| What is being asked |
For the data below, report only the number of lines containing the string "Swell".

| Data |
★ ★ ★ ★ ★

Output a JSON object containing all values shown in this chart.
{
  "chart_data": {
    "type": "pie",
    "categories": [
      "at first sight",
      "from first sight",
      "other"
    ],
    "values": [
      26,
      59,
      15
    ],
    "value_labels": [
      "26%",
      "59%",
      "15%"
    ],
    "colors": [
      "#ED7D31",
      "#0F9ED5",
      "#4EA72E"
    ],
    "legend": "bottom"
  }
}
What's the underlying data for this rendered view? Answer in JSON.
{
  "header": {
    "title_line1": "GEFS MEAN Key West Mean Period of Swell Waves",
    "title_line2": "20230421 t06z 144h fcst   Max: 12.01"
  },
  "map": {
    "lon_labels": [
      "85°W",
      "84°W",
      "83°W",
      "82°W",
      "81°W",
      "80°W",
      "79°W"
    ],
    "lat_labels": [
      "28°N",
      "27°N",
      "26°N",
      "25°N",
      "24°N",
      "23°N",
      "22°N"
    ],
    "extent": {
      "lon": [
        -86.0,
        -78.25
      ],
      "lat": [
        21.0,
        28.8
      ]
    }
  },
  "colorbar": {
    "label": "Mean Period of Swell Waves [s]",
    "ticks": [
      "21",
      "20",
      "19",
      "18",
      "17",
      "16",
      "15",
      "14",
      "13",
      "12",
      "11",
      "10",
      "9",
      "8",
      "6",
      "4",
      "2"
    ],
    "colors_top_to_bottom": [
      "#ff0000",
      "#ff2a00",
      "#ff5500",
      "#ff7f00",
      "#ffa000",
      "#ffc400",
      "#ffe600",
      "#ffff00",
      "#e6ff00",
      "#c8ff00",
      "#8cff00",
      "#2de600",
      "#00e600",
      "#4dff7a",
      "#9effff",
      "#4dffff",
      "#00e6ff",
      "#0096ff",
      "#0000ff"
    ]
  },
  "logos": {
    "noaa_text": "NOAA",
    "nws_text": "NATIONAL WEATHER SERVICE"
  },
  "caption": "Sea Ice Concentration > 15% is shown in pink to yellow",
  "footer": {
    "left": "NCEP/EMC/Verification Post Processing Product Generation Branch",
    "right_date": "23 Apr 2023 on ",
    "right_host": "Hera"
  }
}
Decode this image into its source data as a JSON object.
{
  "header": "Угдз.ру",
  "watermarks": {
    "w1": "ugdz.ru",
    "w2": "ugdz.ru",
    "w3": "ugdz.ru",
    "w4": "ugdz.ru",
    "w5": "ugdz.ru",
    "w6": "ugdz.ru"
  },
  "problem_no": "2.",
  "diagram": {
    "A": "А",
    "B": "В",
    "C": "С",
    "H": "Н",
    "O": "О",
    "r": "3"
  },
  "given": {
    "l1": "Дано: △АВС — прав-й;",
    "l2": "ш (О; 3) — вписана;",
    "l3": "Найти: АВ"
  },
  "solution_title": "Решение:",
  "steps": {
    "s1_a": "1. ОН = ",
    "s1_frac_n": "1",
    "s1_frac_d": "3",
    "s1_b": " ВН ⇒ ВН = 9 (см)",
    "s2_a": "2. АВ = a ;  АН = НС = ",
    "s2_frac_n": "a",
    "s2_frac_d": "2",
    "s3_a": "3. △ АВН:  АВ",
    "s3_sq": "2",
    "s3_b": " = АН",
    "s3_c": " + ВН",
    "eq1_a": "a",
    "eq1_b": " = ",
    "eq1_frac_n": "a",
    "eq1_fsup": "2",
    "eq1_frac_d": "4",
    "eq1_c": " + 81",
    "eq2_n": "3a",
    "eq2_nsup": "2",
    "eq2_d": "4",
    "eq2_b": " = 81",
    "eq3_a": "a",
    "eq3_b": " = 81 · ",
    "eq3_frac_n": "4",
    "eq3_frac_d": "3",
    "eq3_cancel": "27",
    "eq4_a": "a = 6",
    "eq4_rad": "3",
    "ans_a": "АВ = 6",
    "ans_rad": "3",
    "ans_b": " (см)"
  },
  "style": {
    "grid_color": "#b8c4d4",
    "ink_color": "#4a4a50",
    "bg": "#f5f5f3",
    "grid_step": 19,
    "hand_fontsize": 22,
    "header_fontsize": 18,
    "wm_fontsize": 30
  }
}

★ ★ ★ ★ ★

| Written answer |
2